**CHALLENGE:**
Go through the entries below and pick out every line with "active".

** START OF RECORDS SHOWN **

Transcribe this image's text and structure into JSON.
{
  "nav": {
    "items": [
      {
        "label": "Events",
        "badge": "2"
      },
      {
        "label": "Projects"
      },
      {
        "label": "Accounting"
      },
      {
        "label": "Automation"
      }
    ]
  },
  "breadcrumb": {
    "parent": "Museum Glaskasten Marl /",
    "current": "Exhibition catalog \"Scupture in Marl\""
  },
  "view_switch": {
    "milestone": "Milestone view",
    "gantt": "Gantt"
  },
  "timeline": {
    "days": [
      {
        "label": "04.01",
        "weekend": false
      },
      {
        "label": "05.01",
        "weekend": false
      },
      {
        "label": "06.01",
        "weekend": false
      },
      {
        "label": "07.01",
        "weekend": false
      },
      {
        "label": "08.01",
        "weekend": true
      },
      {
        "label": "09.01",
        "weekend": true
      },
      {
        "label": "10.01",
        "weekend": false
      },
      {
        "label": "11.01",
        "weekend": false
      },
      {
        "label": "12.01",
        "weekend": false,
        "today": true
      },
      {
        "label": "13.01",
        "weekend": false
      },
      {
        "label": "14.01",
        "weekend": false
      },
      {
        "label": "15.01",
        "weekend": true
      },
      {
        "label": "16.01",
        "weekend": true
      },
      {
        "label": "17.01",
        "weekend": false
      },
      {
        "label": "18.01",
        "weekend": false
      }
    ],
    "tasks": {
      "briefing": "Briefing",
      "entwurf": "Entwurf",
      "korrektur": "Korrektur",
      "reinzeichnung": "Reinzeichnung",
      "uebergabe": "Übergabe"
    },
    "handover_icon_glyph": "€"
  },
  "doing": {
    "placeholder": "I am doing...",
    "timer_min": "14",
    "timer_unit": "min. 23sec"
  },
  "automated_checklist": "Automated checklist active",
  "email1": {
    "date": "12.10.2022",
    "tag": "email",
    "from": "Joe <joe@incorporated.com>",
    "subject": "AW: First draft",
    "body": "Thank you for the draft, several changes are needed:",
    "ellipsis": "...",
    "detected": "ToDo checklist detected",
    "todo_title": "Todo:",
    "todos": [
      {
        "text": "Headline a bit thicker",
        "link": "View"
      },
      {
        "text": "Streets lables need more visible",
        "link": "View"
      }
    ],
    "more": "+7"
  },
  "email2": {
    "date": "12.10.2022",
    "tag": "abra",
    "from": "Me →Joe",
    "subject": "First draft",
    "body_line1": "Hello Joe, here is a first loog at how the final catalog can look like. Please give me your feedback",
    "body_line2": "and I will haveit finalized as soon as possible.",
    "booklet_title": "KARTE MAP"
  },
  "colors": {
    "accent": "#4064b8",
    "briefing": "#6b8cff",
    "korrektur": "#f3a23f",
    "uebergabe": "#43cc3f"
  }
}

** END OF RECORDS SHOWN **
** START OF RECORDS SHOWN **

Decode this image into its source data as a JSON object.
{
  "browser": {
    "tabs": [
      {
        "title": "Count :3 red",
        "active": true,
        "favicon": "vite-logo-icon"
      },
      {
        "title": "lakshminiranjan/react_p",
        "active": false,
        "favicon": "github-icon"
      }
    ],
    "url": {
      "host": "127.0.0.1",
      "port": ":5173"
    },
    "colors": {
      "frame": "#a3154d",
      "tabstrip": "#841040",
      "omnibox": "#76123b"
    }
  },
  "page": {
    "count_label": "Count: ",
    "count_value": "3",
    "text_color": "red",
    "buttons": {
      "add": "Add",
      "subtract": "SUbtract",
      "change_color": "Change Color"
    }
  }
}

** END OF RECORDS SHOWN **
** START OF RECORDS SHOWN **

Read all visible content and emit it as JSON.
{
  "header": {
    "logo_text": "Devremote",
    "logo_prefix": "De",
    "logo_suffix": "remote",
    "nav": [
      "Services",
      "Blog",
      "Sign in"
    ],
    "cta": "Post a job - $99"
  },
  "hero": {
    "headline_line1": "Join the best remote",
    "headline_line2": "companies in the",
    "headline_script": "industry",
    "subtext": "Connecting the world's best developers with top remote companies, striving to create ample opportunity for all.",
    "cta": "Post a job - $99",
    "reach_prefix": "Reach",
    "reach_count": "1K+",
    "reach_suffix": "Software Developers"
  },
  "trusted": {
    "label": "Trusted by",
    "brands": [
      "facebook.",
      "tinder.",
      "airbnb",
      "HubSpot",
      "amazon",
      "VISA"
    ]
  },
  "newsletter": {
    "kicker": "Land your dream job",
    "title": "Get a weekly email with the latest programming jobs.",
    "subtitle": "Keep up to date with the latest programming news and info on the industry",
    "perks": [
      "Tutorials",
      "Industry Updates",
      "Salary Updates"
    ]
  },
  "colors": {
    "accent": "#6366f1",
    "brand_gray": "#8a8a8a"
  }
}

** END OF RECORDS SHOWN **

**ANSWER TO THIS EXERCISE:**
  "automated_checklist": "Automated checklist active",
        "active": true,
        "active": false,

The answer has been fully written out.